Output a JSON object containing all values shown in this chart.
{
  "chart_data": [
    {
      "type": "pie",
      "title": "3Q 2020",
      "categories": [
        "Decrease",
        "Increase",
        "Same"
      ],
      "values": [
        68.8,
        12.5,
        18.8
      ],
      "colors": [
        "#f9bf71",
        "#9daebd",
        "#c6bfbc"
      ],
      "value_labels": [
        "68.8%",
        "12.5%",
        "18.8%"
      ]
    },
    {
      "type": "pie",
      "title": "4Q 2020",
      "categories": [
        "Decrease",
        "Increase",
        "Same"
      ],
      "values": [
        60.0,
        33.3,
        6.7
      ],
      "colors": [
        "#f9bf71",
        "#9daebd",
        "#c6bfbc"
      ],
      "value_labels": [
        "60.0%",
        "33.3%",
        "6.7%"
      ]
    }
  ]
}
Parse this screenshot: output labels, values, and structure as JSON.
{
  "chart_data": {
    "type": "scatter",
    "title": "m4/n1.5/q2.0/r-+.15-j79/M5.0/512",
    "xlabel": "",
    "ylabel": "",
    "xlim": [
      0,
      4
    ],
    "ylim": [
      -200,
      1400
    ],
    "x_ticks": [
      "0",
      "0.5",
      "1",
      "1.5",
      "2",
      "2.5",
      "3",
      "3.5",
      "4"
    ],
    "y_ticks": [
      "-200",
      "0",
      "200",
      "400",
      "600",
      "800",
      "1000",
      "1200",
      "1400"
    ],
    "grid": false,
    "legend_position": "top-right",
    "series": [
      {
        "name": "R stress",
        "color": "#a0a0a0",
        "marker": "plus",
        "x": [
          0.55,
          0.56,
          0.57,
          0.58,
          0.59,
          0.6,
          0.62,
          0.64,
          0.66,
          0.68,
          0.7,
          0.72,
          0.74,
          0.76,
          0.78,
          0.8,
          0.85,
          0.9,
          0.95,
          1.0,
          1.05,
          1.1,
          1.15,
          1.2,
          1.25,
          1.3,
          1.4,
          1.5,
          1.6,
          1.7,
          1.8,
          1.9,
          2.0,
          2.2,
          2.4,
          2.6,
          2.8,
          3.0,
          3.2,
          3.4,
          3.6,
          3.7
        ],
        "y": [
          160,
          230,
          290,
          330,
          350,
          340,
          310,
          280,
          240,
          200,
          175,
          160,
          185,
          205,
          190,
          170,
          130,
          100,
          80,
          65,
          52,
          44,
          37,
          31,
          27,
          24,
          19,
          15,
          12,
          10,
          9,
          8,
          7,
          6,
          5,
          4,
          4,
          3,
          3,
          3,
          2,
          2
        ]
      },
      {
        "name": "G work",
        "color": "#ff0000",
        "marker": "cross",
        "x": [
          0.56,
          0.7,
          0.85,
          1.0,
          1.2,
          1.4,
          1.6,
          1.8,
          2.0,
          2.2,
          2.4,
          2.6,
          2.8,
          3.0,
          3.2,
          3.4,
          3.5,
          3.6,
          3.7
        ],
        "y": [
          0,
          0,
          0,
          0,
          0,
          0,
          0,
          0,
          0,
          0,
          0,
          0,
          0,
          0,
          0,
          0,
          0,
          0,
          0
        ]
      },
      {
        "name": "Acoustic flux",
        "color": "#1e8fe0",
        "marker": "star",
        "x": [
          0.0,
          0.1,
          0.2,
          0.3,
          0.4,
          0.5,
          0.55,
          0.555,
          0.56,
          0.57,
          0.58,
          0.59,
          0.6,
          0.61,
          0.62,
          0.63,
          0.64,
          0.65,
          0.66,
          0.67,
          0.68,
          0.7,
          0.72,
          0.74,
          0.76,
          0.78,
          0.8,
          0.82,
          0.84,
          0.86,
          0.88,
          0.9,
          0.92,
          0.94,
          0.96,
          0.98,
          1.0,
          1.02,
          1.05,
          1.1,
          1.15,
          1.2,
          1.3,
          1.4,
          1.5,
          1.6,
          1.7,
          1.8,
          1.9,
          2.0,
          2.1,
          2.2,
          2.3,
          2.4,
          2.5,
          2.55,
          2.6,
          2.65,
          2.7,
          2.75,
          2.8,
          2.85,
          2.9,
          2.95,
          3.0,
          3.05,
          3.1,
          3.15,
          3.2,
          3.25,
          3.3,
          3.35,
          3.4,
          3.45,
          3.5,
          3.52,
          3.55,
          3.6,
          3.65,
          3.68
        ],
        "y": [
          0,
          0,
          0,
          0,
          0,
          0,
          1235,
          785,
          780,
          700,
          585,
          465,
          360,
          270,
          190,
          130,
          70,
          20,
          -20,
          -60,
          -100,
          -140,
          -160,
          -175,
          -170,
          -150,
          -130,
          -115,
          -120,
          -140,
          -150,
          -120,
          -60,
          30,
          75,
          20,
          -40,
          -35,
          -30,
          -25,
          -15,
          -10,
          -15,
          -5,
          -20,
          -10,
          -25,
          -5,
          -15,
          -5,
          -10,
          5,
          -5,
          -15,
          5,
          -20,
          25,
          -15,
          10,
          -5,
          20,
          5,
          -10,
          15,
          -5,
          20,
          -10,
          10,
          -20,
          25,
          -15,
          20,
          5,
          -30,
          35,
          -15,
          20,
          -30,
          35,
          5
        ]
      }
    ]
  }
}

* Challenge: Copy each line of the records containing the string "marker".

* Result:
        "marker": "plus",
        "marker": "cross",
        "marker": "star",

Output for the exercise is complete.